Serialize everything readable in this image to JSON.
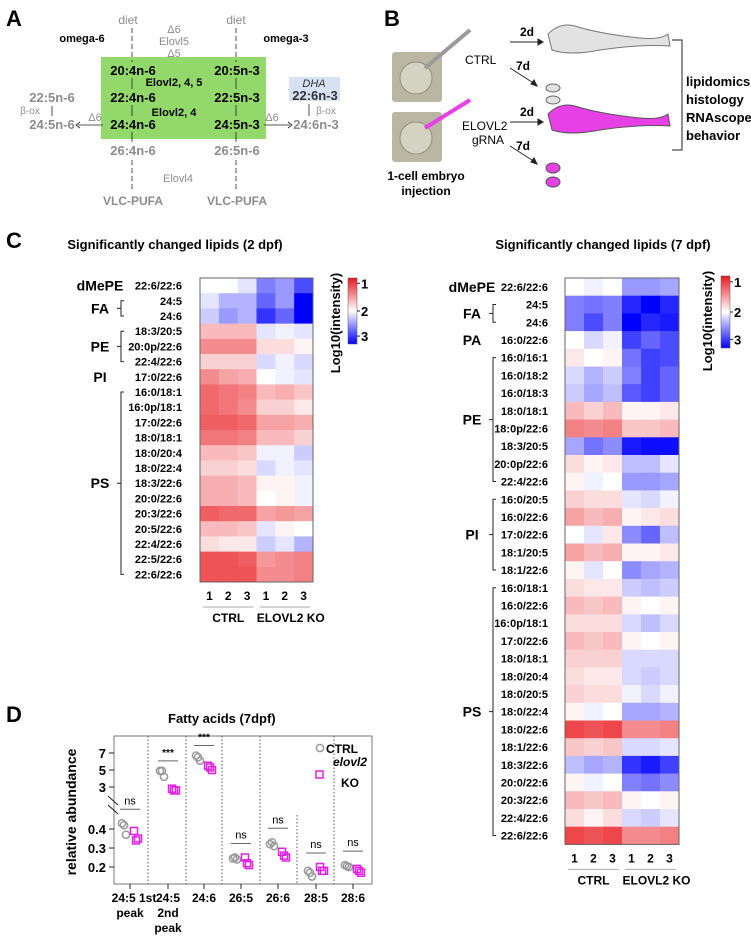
{
  "panels": {
    "a": "A",
    "b": "B",
    "c": "C",
    "d": "D"
  },
  "panel_a": {
    "diet": "diet",
    "omega6": "omega-6",
    "omega3": "omega-3",
    "enz_top": [
      "Δ6",
      "Elovl5",
      "Δ5"
    ],
    "n6": [
      "20:4n-6",
      "22:4n-6",
      "24:4n-6",
      "26:4n-6"
    ],
    "n3": [
      "20:5n-3",
      "22:5n-3",
      "24:5n-3",
      "26:5n-6"
    ],
    "elovl245": "Elovl2, 4, 5",
    "elovl24": "Elovl2, 4",
    "elovl4": "Elovl4",
    "vlc": "VLC-PUFA",
    "left_upper": "22:5n-6",
    "left_lower": "24:5n-6",
    "beta_ox": "β-ox",
    "delta6": "Δ6",
    "dha": "DHA",
    "right_upper": "22:6n-3",
    "right_lower": "24:6n-3",
    "colors": {
      "green_box": "#92d86a",
      "dha_box": "#d6e2f3",
      "grey_text": "#8c8c8c"
    }
  },
  "panel_b": {
    "ctrl": "CTRL",
    "elovl2": "ELOVL2",
    "grna": "gRNA",
    "d2": "2d",
    "d7": "7d",
    "injection": [
      "1-cell embryo",
      "injection"
    ],
    "readouts": [
      "lipidomics",
      "histology",
      "RNAscope",
      "behavior"
    ],
    "colors": {
      "ctrl_fish": "#e2e2e2",
      "ko_fish": "#e640e6"
    }
  },
  "chart_data": [
    {
      "type": "heatmap",
      "title": "Significantly changed lipids (2 dpf)",
      "colorbar_label": "Log10(intensity)",
      "colorbar_ticks": [
        "1",
        "2",
        "3"
      ],
      "color_range": [
        1,
        3
      ],
      "colors": {
        "low": "#e8191f",
        "mid": "#ffffff",
        "high": "#0000ff"
      },
      "column_labels": [
        "1",
        "2",
        "3",
        "1",
        "2",
        "3"
      ],
      "groups": [
        "CTRL",
        "ELOVL2 KO"
      ],
      "classes": [
        {
          "name": "dMePE",
          "rows": [
            0,
            0
          ]
        },
        {
          "name": "FA",
          "rows": [
            1,
            2
          ]
        },
        {
          "name": "PE",
          "rows": [
            3,
            5
          ]
        },
        {
          "name": "PI",
          "rows": [
            6,
            6
          ]
        },
        {
          "name": "PS",
          "rows": [
            7,
            19
          ]
        }
      ],
      "rows": [
        "22:6/22:6",
        "24:5",
        "24:6",
        "18:3/20:5",
        "20:0p/22:6",
        "22:4/22:6",
        "17:0/22:6",
        "16:0/18:1",
        "16:0p/18:1",
        "17:0/22:6",
        "18:0/18:1",
        "18:0/20:4",
        "18:0/22:4",
        "18:3/22:6",
        "20:0/22:6",
        "20:3/22:6",
        "20:5/22:6",
        "22:4/22:6",
        "22:5/22:6",
        "22:6/22:6"
      ],
      "values": [
        [
          2.0,
          2.0,
          2.1,
          2.5,
          2.4,
          2.7
        ],
        [
          2.1,
          2.3,
          2.3,
          2.6,
          2.4,
          3.0
        ],
        [
          2.2,
          2.4,
          2.3,
          2.8,
          2.6,
          3.0
        ],
        [
          1.7,
          1.7,
          1.7,
          2.1,
          2.05,
          2.1
        ],
        [
          1.5,
          1.5,
          1.5,
          1.85,
          1.85,
          1.95
        ],
        [
          1.8,
          1.8,
          1.8,
          2.15,
          2.05,
          2.15
        ],
        [
          1.5,
          1.6,
          1.65,
          2.0,
          2.05,
          2.1
        ],
        [
          1.35,
          1.4,
          1.45,
          1.7,
          1.65,
          1.75
        ],
        [
          1.35,
          1.4,
          1.5,
          1.8,
          1.8,
          1.9
        ],
        [
          1.3,
          1.3,
          1.35,
          1.6,
          1.6,
          1.65
        ],
        [
          1.4,
          1.4,
          1.45,
          1.7,
          1.7,
          1.8
        ],
        [
          1.7,
          1.7,
          1.75,
          2.05,
          2.05,
          2.2
        ],
        [
          1.8,
          1.8,
          1.85,
          2.15,
          2.05,
          2.1
        ],
        [
          1.65,
          1.65,
          1.7,
          1.95,
          1.95,
          2.05
        ],
        [
          1.65,
          1.65,
          1.7,
          2.0,
          1.95,
          2.05
        ],
        [
          1.3,
          1.35,
          1.35,
          1.6,
          1.55,
          1.6
        ],
        [
          1.7,
          1.7,
          1.75,
          2.1,
          1.95,
          2.0
        ],
        [
          1.85,
          1.9,
          1.9,
          2.2,
          2.1,
          2.3
        ],
        [
          1.25,
          1.25,
          1.3,
          1.55,
          1.5,
          1.45
        ],
        [
          1.25,
          1.25,
          1.25,
          1.5,
          1.5,
          1.45
        ]
      ]
    },
    {
      "type": "heatmap",
      "title": "Significantly changed lipids (7 dpf)",
      "colorbar_label": "Log10(intensity)",
      "colorbar_ticks": [
        "1",
        "2",
        "3"
      ],
      "color_range": [
        1,
        3
      ],
      "colors": {
        "low": "#e8191f",
        "mid": "#ffffff",
        "high": "#0000ff"
      },
      "column_labels": [
        "1",
        "2",
        "3",
        "1",
        "2",
        "3"
      ],
      "groups": [
        "CTRL",
        "ELOVL2 KO"
      ],
      "classes": [
        {
          "name": "dMePE",
          "rows": [
            0,
            0
          ]
        },
        {
          "name": "FA",
          "rows": [
            1,
            2
          ]
        },
        {
          "name": "PA",
          "rows": [
            3,
            3
          ]
        },
        {
          "name": "PE",
          "rows": [
            4,
            11
          ]
        },
        {
          "name": "PI",
          "rows": [
            12,
            16
          ]
        },
        {
          "name": "PS",
          "rows": [
            17,
            31
          ]
        }
      ],
      "rows": [
        "22:6/22:6",
        "24:5",
        "24:6",
        "16:0/22:6",
        "16:0/16:1",
        "16:0/18:2",
        "16:0/18:3",
        "18:0/18:1",
        "18:0p/22:6",
        "18:3/20:5",
        "20:0p/22:6",
        "22:4/22:6",
        "16:0/20:5",
        "16:0/22:6",
        "17:0/22:6",
        "18:1/20:5",
        "18:1/22:6",
        "16:0/18:1",
        "16:0/22:6",
        "16:0p/18:1",
        "17:0/22:6",
        "18:0/18:1",
        "18:0/20:4",
        "18:0/20:5",
        "18:0/22:4",
        "18:0/22:6",
        "18:1/22:6",
        "18:3/22:6",
        "20:0/22:6",
        "20:3/22:6",
        "22:4/22:6",
        "22:6/22:6"
      ],
      "values": [
        [
          2.0,
          2.05,
          2.0,
          2.4,
          2.4,
          2.35
        ],
        [
          2.5,
          2.55,
          2.5,
          2.85,
          3.0,
          2.85
        ],
        [
          2.5,
          2.7,
          2.5,
          3.0,
          2.85,
          2.9
        ],
        [
          2.0,
          2.15,
          2.05,
          2.75,
          2.6,
          2.7
        ],
        [
          1.9,
          2.0,
          1.95,
          2.55,
          2.75,
          2.7
        ],
        [
          2.15,
          2.3,
          2.2,
          2.5,
          2.75,
          2.6
        ],
        [
          2.2,
          2.35,
          2.25,
          2.65,
          2.75,
          2.6
        ],
        [
          1.7,
          1.8,
          1.7,
          1.95,
          1.95,
          1.9
        ],
        [
          1.45,
          1.5,
          1.45,
          1.75,
          1.75,
          1.7
        ],
        [
          2.35,
          2.55,
          2.45,
          2.9,
          2.95,
          2.95
        ],
        [
          1.85,
          1.95,
          1.9,
          2.25,
          2.25,
          2.1
        ],
        [
          1.95,
          2.05,
          2.0,
          2.4,
          2.4,
          2.35
        ],
        [
          1.8,
          1.85,
          1.85,
          2.1,
          2.15,
          2.05
        ],
        [
          1.6,
          1.7,
          1.65,
          1.95,
          1.9,
          1.85
        ],
        [
          2.0,
          2.1,
          1.9,
          2.45,
          2.6,
          2.25
        ],
        [
          1.6,
          1.7,
          1.65,
          1.95,
          1.95,
          1.9
        ],
        [
          1.95,
          2.1,
          2.0,
          2.45,
          2.35,
          2.3
        ],
        [
          1.85,
          1.9,
          1.9,
          2.2,
          2.25,
          2.2
        ],
        [
          1.7,
          1.75,
          1.7,
          1.95,
          2.0,
          1.95
        ],
        [
          1.85,
          1.85,
          1.85,
          2.15,
          2.25,
          2.15
        ],
        [
          1.7,
          1.75,
          1.7,
          1.95,
          2.0,
          1.95
        ],
        [
          1.8,
          1.8,
          1.8,
          2.15,
          2.15,
          2.15
        ],
        [
          1.85,
          1.9,
          1.9,
          2.15,
          2.2,
          2.15
        ],
        [
          1.8,
          1.85,
          1.85,
          2.05,
          2.15,
          2.05
        ],
        [
          1.95,
          2.05,
          2.0,
          2.35,
          2.35,
          2.3
        ],
        [
          1.2,
          1.25,
          1.2,
          1.5,
          1.5,
          1.45
        ],
        [
          1.75,
          1.8,
          1.75,
          2.15,
          2.15,
          2.1
        ],
        [
          2.25,
          2.35,
          2.3,
          2.8,
          2.9,
          2.75
        ],
        [
          1.95,
          2.05,
          2.0,
          2.5,
          2.55,
          2.45
        ],
        [
          1.7,
          1.75,
          1.7,
          1.95,
          2.0,
          1.95
        ],
        [
          1.85,
          1.95,
          1.85,
          2.15,
          2.2,
          2.1
        ],
        [
          1.2,
          1.25,
          1.2,
          1.5,
          1.5,
          1.45
        ]
      ]
    },
    {
      "type": "scatter",
      "title": "Fatty acids (7dpf)",
      "ylabel": "relative abundance",
      "yaxis": "broken",
      "y_ticks_lower": [
        "0.2",
        "0.3",
        "0.4"
      ],
      "y_ticks_upper": [
        "3",
        "5",
        "7"
      ],
      "ylim_lower": [
        0.13,
        0.45
      ],
      "ylim_upper": [
        2,
        8
      ],
      "categories": [
        [
          "24:5 1st",
          "peak"
        ],
        [
          "24:5",
          "2nd",
          "peak"
        ],
        [
          "24:6"
        ],
        [
          "26:5"
        ],
        [
          "26:6"
        ],
        [
          "28:5"
        ],
        [
          "28:6"
        ]
      ],
      "legend": "top-right",
      "series": [
        {
          "name": "CTRL",
          "marker": "circle",
          "color": "#999999",
          "values": [
            [
              0.43,
              0.42,
              0.37
            ],
            [
              4.9,
              4.9,
              4.2
            ],
            [
              6.7,
              6.5,
              6.1
            ],
            [
              0.245,
              0.25,
              0.24
            ],
            [
              0.32,
              0.33,
              0.31
            ],
            [
              0.18,
              0.17,
              0.15
            ],
            [
              0.21,
              0.205,
              0.2
            ]
          ]
        },
        {
          "name": "elovl2 KO",
          "marker": "square",
          "color": "#e020e0",
          "values": [
            [
              0.39,
              0.34,
              0.35
            ],
            [
              2.8,
              2.6,
              2.6
            ],
            [
              5.5,
              5.3,
              5.0
            ],
            [
              0.25,
              0.22,
              0.21
            ],
            [
              0.28,
              0.26,
              0.25
            ],
            [
              0.2,
              0.18,
              0.18
            ],
            [
              0.19,
              0.18,
              0.17
            ]
          ]
        }
      ],
      "significance": [
        "ns",
        "***",
        "***",
        "ns",
        "ns",
        "ns",
        "ns"
      ]
    }
  ]
}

- WORK REQUIRED -
In the entries above, identify every line with the word "Significantly". Copy those lines.

- OUTPUT FOR THIS TASK -
      "title": "Significantly changed lipids (2 dpf)",
      "title": "Significantly changed lipids (7 dpf)",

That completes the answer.